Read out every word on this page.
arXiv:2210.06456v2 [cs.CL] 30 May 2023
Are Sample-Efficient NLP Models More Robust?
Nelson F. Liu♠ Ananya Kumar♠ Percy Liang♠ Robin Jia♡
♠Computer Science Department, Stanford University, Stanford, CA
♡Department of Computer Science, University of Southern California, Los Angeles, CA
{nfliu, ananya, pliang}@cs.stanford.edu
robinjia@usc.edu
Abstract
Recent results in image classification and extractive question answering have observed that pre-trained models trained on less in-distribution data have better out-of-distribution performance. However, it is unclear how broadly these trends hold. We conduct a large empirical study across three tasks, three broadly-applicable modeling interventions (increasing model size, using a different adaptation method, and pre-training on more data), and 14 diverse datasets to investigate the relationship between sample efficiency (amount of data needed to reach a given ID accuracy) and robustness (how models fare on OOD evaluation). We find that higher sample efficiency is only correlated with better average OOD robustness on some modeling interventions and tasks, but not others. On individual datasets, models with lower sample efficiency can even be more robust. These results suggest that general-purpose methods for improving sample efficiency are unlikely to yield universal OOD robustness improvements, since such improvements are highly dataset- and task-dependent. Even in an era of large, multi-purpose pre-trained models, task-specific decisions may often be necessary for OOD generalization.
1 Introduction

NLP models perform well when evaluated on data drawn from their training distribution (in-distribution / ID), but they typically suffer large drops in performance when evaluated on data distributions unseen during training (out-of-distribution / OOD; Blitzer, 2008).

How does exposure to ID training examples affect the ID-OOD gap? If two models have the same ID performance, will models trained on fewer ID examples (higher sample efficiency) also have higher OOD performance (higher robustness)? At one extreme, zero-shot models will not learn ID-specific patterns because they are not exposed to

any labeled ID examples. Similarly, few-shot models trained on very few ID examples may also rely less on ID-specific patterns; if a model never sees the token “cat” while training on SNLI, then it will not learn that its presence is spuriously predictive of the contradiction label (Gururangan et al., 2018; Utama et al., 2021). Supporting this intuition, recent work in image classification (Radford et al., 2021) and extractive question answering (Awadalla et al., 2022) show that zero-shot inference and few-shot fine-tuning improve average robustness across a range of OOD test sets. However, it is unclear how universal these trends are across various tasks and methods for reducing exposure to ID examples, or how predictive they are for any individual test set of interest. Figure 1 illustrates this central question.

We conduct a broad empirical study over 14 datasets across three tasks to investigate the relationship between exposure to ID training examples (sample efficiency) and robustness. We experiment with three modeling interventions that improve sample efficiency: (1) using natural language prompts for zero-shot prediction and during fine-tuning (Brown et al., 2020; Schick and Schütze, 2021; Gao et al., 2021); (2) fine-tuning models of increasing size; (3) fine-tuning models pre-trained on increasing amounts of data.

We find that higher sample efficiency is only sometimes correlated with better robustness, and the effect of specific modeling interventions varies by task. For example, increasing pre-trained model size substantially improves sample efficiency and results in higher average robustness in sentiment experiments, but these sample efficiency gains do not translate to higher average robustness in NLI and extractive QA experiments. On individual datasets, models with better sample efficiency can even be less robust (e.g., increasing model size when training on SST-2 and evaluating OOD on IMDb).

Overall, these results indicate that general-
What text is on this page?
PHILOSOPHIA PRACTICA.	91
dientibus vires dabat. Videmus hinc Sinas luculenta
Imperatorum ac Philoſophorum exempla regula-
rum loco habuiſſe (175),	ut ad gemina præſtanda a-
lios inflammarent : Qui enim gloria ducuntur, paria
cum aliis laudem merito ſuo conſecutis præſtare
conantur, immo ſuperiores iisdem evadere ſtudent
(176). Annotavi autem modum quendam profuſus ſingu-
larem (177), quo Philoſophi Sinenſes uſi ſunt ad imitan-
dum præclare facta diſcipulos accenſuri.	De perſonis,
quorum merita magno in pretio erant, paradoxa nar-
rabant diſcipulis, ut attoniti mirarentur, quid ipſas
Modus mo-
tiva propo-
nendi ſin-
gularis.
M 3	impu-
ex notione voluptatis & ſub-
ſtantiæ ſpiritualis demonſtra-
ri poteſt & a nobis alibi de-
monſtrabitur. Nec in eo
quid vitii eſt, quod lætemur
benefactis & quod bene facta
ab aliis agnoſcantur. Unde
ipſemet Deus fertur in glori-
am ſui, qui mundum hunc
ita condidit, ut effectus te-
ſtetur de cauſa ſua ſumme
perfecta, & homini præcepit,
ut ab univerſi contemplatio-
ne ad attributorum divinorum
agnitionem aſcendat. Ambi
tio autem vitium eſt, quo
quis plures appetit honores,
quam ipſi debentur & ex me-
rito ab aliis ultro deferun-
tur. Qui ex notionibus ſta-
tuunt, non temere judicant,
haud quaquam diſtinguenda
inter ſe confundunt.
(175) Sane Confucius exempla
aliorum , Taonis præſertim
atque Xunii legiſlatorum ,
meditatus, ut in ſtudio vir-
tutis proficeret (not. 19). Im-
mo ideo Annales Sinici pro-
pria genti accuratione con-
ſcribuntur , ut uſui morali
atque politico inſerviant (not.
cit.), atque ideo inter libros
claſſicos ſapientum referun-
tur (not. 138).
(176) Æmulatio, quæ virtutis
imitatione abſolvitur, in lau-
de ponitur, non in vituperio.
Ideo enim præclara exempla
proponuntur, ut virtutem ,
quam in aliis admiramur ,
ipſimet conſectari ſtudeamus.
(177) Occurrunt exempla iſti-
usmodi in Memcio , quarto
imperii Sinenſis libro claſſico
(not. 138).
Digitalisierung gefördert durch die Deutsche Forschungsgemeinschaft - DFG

## TASK STATEMENT
Copy out every entry again, exactly as it was given.

## TASK RESULT
Read out every word on this page.
arXiv:2210.06456v2 [cs.CL] 30 May 2023
Are Sample-Efficient NLP Models More Robust?
Nelson F. Liu♠ Ananya Kumar♠ Percy Liang♠ Robin Jia♡
♠Computer Science Department, Stanford University, Stanford, CA
♡Department of Computer Science, University of Southern California, Los Angeles, CA
{nfliu, ananya, pliang}@cs.stanford.edu
robinjia@usc.edu
Abstract
Recent results in image classification and extractive question answering have observed that pre-trained models trained on less in-distribution data have better out-of-distribution performance. However, it is unclear how broadly these trends hold. We conduct a large empirical study across three tasks, three broadly-applicable modeling interventions (increasing model size, using a different adaptation method, and pre-training on more data), and 14 diverse datasets to investigate the relationship between sample efficiency (amount of data needed to reach a given ID accuracy) and robustness (how models fare on OOD evaluation). We find that higher sample efficiency is only correlated with better average OOD robustness on some modeling interventions and tasks, but not others. On individual datasets, models with lower sample efficiency can even be more robust. These results suggest that general-purpose methods for improving sample efficiency are unlikely to yield universal OOD robustness improvements, since such improvements are highly dataset- and task-dependent. Even in an era of large, multi-purpose pre-trained models, task-specific decisions may often be necessary for OOD generalization.
1 Introduction

NLP models perform well when evaluated on data drawn from their training distribution (in-distribution / ID), but they typically suffer large drops in performance when evaluated on data distributions unseen during training (out-of-distribution / OOD; Blitzer, 2008).

How does exposure to ID training examples affect the ID-OOD gap? If two models have the same ID performance, will models trained on fewer ID examples (higher sample efficiency) also have higher OOD performance (higher robustness)? At one extreme, zero-shot models will not learn ID-specific patterns because they are not exposed to

any labeled ID examples. Similarly, few-shot models trained on very few ID examples may also rely less on ID-specific patterns; if a model never sees the token “cat” while training on SNLI, then it will not learn that its presence is spuriously predictive of the contradiction label (Gururangan et al., 2018; Utama et al., 2021). Supporting this intuition, recent work in image classification (Radford et al., 2021) and extractive question answering (Awadalla et al., 2022) show that zero-shot inference and few-shot fine-tuning improve average robustness across a range of OOD test sets. However, it is unclear how universal these trends are across various tasks and methods for reducing exposure to ID examples, or how predictive they are for any individual test set of interest. Figure 1 illustrates this central question.

We conduct a broad empirical study over 14 datasets across three tasks to investigate the relationship between exposure to ID training examples (sample efficiency) and robustness. We experiment with three modeling interventions that improve sample efficiency: (1) using natural language prompts for zero-shot prediction and during fine-tuning (Brown et al., 2020; Schick and Schütze, 2021; Gao et al., 2021); (2) fine-tuning models of increasing size; (3) fine-tuning models pre-trained on increasing amounts of data.

We find that higher sample efficiency is only sometimes correlated with better robustness, and the effect of specific modeling interventions varies by task. For example, increasing pre-trained model size substantially improves sample efficiency and results in higher average robustness in sentiment experiments, but these sample efficiency gains do not translate to higher average robustness in NLI and extractive QA experiments. On individual datasets, models with better sample efficiency can even be less robust (e.g., increasing model size when training on SST-2 and evaluating OOD on IMDb).

Overall, these results indicate that general-
What text is on this page?
PHILOSOPHIA PRACTICA.	91
dientibus vires dabat. Videmus hinc Sinas luculenta
Imperatorum ac Philoſophorum exempla regula-
rum loco habuiſſe (175),	ut ad gemina præſtanda a-
lios inflammarent : Qui enim gloria ducuntur, paria
cum aliis laudem merito ſuo conſecutis præſtare
conantur, immo ſuperiores iisdem evadere ſtudent
(176). Annotavi autem modum quendam profuſus ſingu-
larem (177), quo Philoſophi Sinenſes uſi ſunt ad imitan-
dum præclare facta diſcipulos accenſuri.	De perſonis,
quorum merita magno in pretio erant, paradoxa nar-
rabant diſcipulis, ut attoniti mirarentur, quid ipſas
Modus mo-
tiva propo-
nendi ſin-
gularis.
M 3	impu-
ex notione voluptatis & ſub-
ſtantiæ ſpiritualis demonſtra-
ri poteſt & a nobis alibi de-
monſtrabitur. Nec in eo
quid vitii eſt, quod lætemur
benefactis & quod bene facta
ab aliis agnoſcantur. Unde
ipſemet Deus fertur in glori-
am ſui, qui mundum hunc
ita condidit, ut effectus te-
ſtetur de cauſa ſua ſumme
perfecta, & homini præcepit,
ut ab univerſi contemplatio-
ne ad attributorum divinorum
agnitionem aſcendat. Ambi
tio autem vitium eſt, quo
quis plures appetit honores,
quam ipſi debentur & ex me-
rito ab aliis ultro deferun-
tur. Qui ex notionibus ſta-
tuunt, non temere judicant,
haud quaquam diſtinguenda
inter ſe confundunt.
(175) Sane Confucius exempla
aliorum , Taonis præſertim
atque Xunii legiſlatorum ,
meditatus, ut in ſtudio vir-
tutis proficeret (not. 19). Im-
mo ideo Annales Sinici pro-
pria genti accuratione con-
ſcribuntur , ut uſui morali
atque politico inſerviant (not.
cit.), atque ideo inter libros
claſſicos ſapientum referun-
tur (not. 138).
(176) Æmulatio, quæ virtutis
imitatione abſolvitur, in lau-
de ponitur, non in vituperio.
Ideo enim præclara exempla
proponuntur, ut virtutem ,
quam in aliis admiramur ,
ipſimet conſectari ſtudeamus.
(177) Occurrunt exempla iſti-
usmodi in Memcio , quarto
imperii Sinenſis libro claſſico
(not. 138).
Digitalisierung gefördert durch die Deutsche Forschungsgemeinschaft - DFG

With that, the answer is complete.